Keep every line where the word "Villages" appears; drop the rest.

--- INPUT DATA ---
§

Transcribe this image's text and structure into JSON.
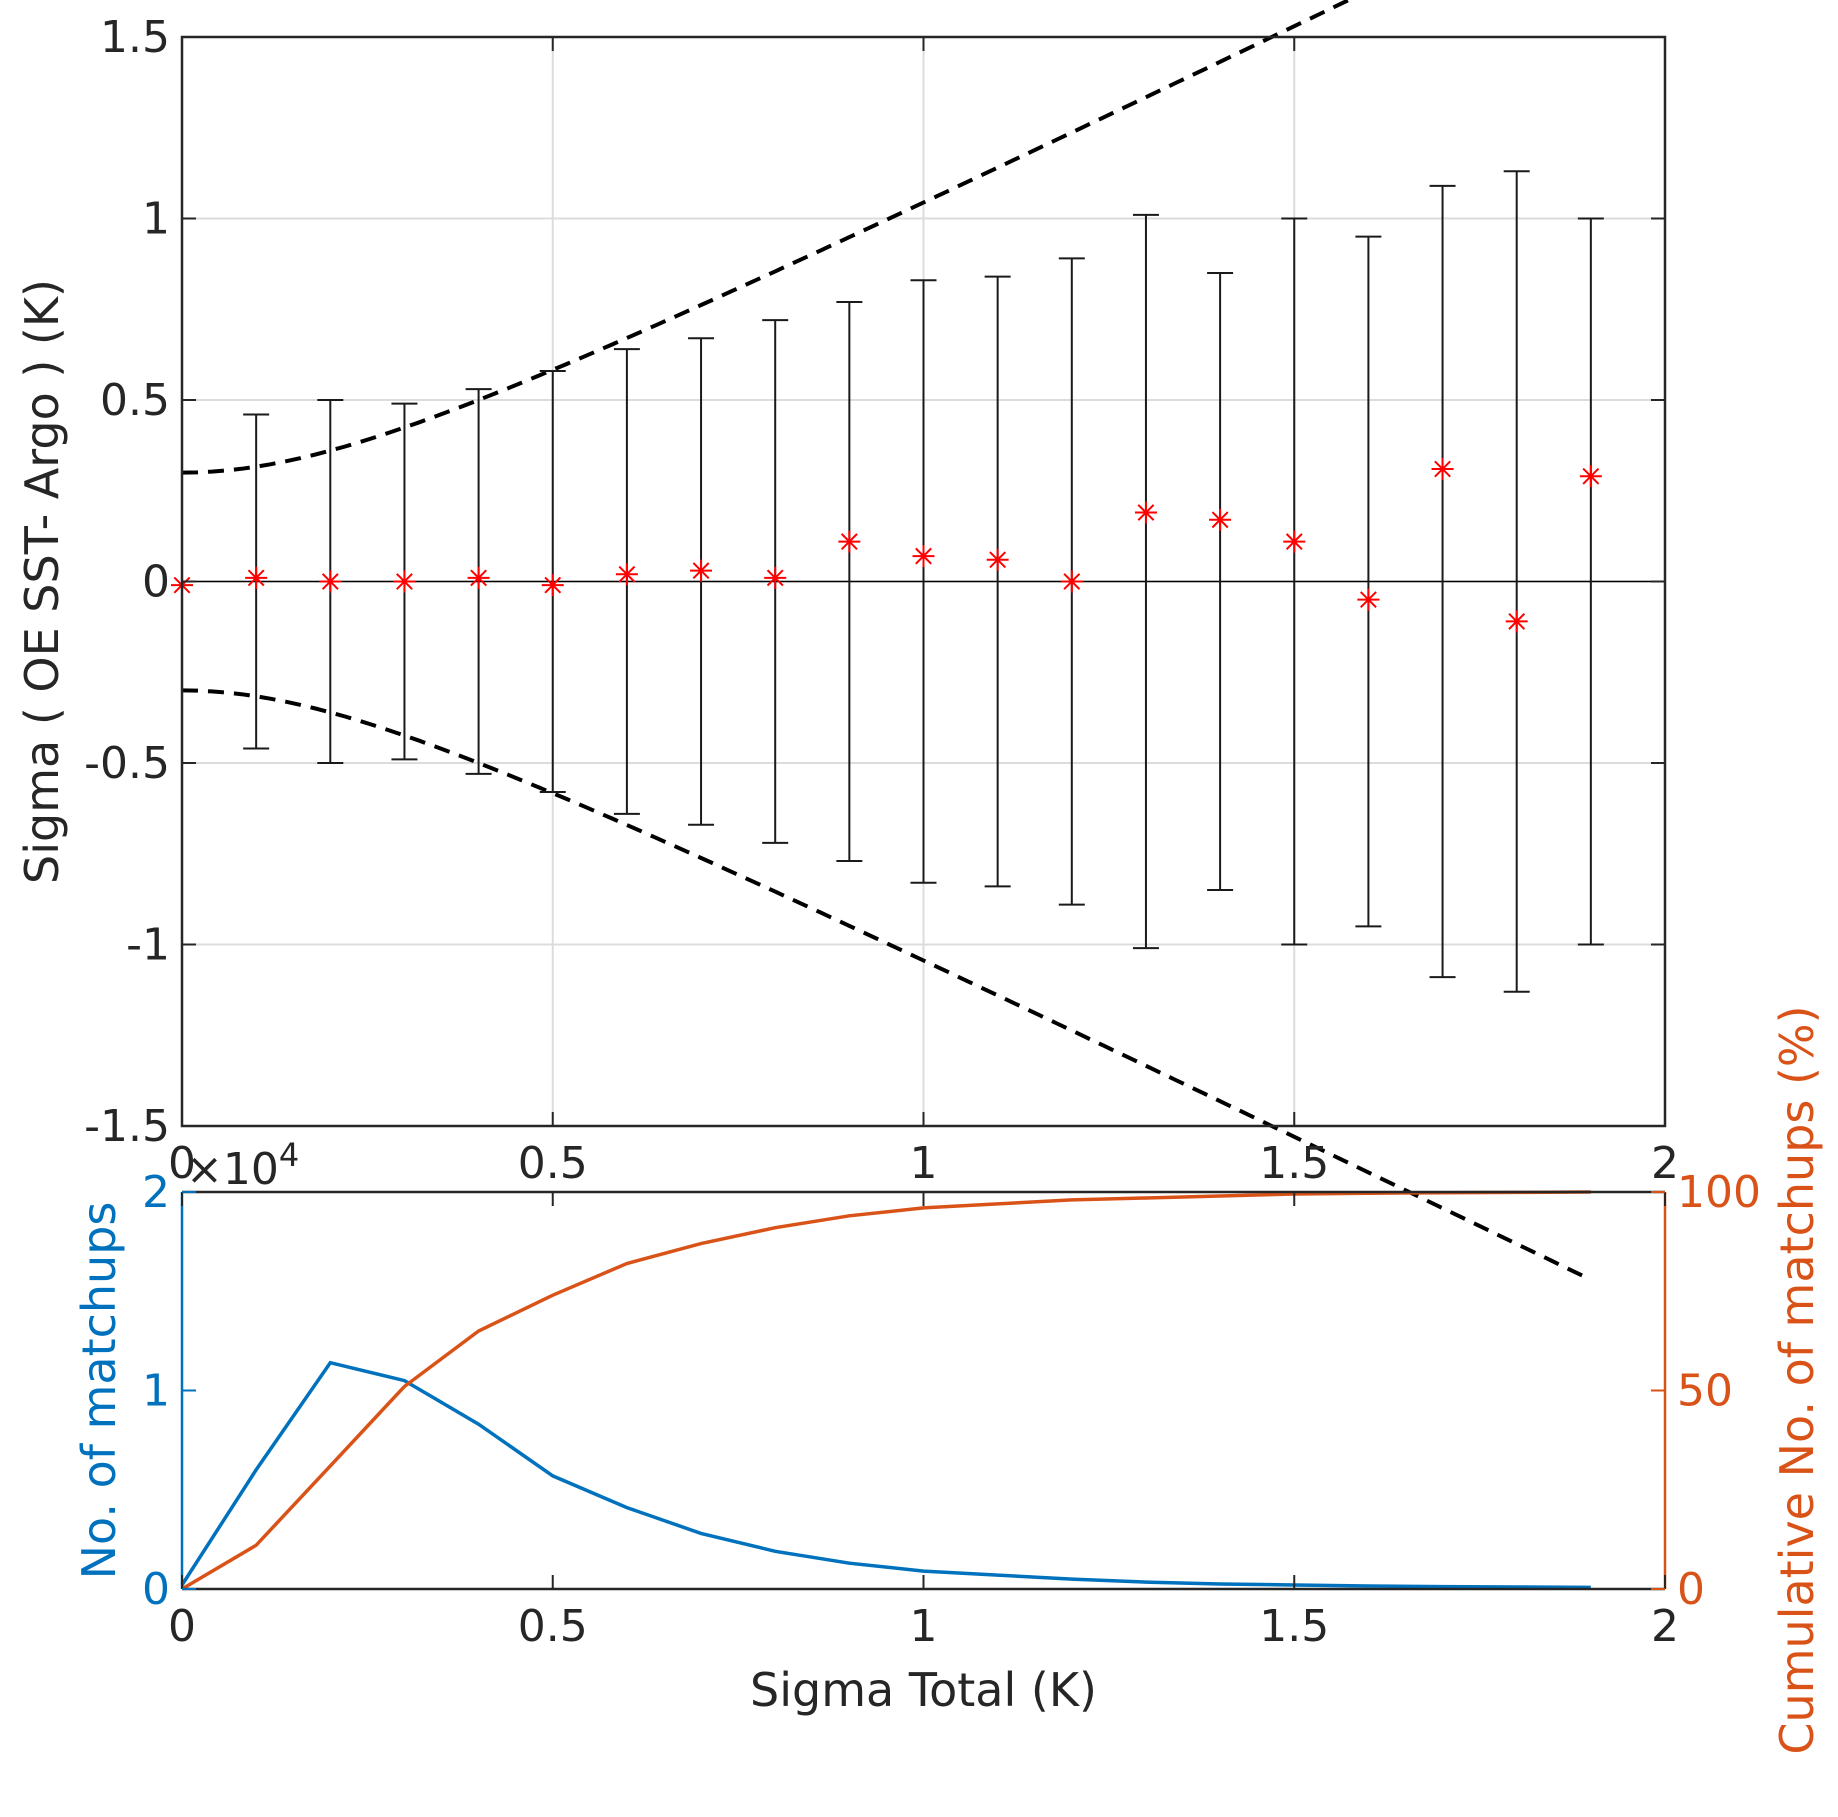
{
  "chart_data": [
    {
      "type": "errorbar",
      "title": "",
      "xlabel": "",
      "ylabel": "Sigma ( OE SST- Argo ) (K)",
      "xlim": [
        0,
        2
      ],
      "ylim": [
        -1.5,
        1.5
      ],
      "xticks": [
        "0",
        "0.5",
        "1",
        "1.5",
        "2"
      ],
      "yticks": [
        "-1.5",
        "-1",
        "-0.5",
        "0",
        "0.5",
        "1",
        "1.5"
      ],
      "grid": true,
      "x": [
        0.1,
        0.2,
        0.3,
        0.4,
        0.5,
        0.6,
        0.7,
        0.8,
        0.9,
        1.0,
        1.1,
        1.2,
        1.3,
        1.4,
        1.5,
        1.6,
        1.7,
        1.8,
        1.9
      ],
      "errorbar_halfwidth": [
        0.46,
        0.5,
        0.49,
        0.53,
        0.58,
        0.64,
        0.67,
        0.72,
        0.77,
        0.83,
        0.84,
        0.89,
        1.01,
        0.85,
        1.0,
        0.95,
        1.09,
        1.13,
        1.0
      ],
      "mean_markers": {
        "x": [
          0.0,
          0.1,
          0.2,
          0.3,
          0.4,
          0.5,
          0.6,
          0.7,
          0.8,
          0.9,
          1.0,
          1.1,
          1.2,
          1.3,
          1.4,
          1.5,
          1.6,
          1.7,
          1.8,
          1.9
        ],
        "y": [
          -0.01,
          0.01,
          0.0,
          0.0,
          0.01,
          -0.01,
          0.02,
          0.03,
          0.01,
          0.11,
          0.07,
          0.06,
          0.0,
          0.19,
          0.17,
          0.11,
          -0.05,
          0.31,
          -0.11,
          0.29
        ],
        "color": "#ff0000"
      },
      "envelope_note": "dashed ± sqrt(0.3² + x²)",
      "envelope_base": 0.3
    },
    {
      "type": "line",
      "title": "",
      "xlabel": "Sigma Total (K)",
      "ylabel_left": "No. of matchups",
      "ylabel_right": "Cumulative No. of matchups (%)",
      "left_exponent_base": "×10",
      "left_exponent_power": "4",
      "xlim": [
        0,
        2
      ],
      "ylim_left": [
        0,
        2
      ],
      "ylim_right": [
        0,
        100
      ],
      "xticks": [
        "0",
        "0.5",
        "1",
        "1.5",
        "2"
      ],
      "yticks_left": [
        "0",
        "1",
        "2"
      ],
      "yticks_right": [
        "0",
        "50",
        "100"
      ],
      "x": [
        0.0,
        0.1,
        0.2,
        0.3,
        0.4,
        0.5,
        0.6,
        0.7,
        0.8,
        0.9,
        1.0,
        1.1,
        1.2,
        1.3,
        1.4,
        1.5,
        1.6,
        1.7,
        1.8,
        1.9
      ],
      "series": [
        {
          "name": "No. of matchups",
          "axis": "left",
          "color": "#0072bd",
          "values": [
            0.02,
            0.6,
            1.14,
            1.05,
            0.83,
            0.57,
            0.41,
            0.28,
            0.19,
            0.13,
            0.09,
            0.07,
            0.05,
            0.035,
            0.025,
            0.02,
            0.015,
            0.012,
            0.01,
            0.008
          ]
        },
        {
          "name": "Cumulative No. of matchups (%)",
          "axis": "right",
          "color": "#d95319",
          "values": [
            0,
            11,
            31,
            51,
            65,
            74,
            82,
            87,
            91,
            94,
            96,
            97,
            98,
            98.5,
            99,
            99.5,
            99.7,
            99.8,
            99.9,
            100
          ]
        }
      ]
    }
  ],
  "colors": {
    "axis": "#262626",
    "grid": "#dcdcdc",
    "left_axis": "#0072bd",
    "right_axis": "#d95319",
    "marker": "#ff0000"
  }
}
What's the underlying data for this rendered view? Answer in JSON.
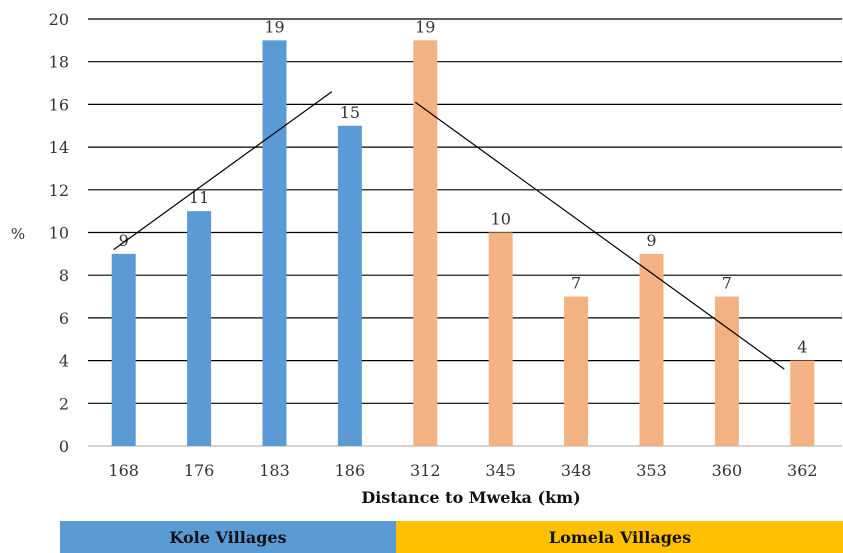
{
  "chart_data": {
    "type": "bar",
    "xlabel": "Distance to Mweka (km)",
    "ylabel": "%",
    "ylim": [
      0,
      20
    ],
    "yticks": [
      0,
      2,
      4,
      6,
      8,
      10,
      12,
      14,
      16,
      18,
      20
    ],
    "grid": true,
    "categories": [
      "168",
      "176",
      "183",
      "186",
      "312",
      "345",
      "348",
      "353",
      "360",
      "362"
    ],
    "values": [
      9,
      11,
      19,
      15,
      19,
      10,
      7,
      9,
      7,
      4
    ],
    "data_labels": [
      "9",
      "11",
      "19",
      "15",
      "19",
      "10",
      "7",
      "9",
      "7",
      "4"
    ],
    "groups": [
      {
        "name": "Kole Villages",
        "color": "#5b9bd5",
        "band_color": "#5b9bd5",
        "indices": [
          0,
          1,
          2,
          3
        ]
      },
      {
        "name": "Lomela Villages",
        "color": "#f4b183",
        "band_color": "#ffc000",
        "indices": [
          4,
          5,
          6,
          7,
          8,
          9
        ]
      }
    ],
    "trendlines": [
      {
        "from_index": 0,
        "to_index": 3,
        "start": 9.2,
        "end": 16.6
      },
      {
        "from_index": 4,
        "to_index": 9,
        "start": 16.1,
        "end": 3.6
      }
    ]
  }
}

§

--- RESULT FOR THIS TASK ---
        "name": "Kole Villages",
        "name": "Lomela Villages",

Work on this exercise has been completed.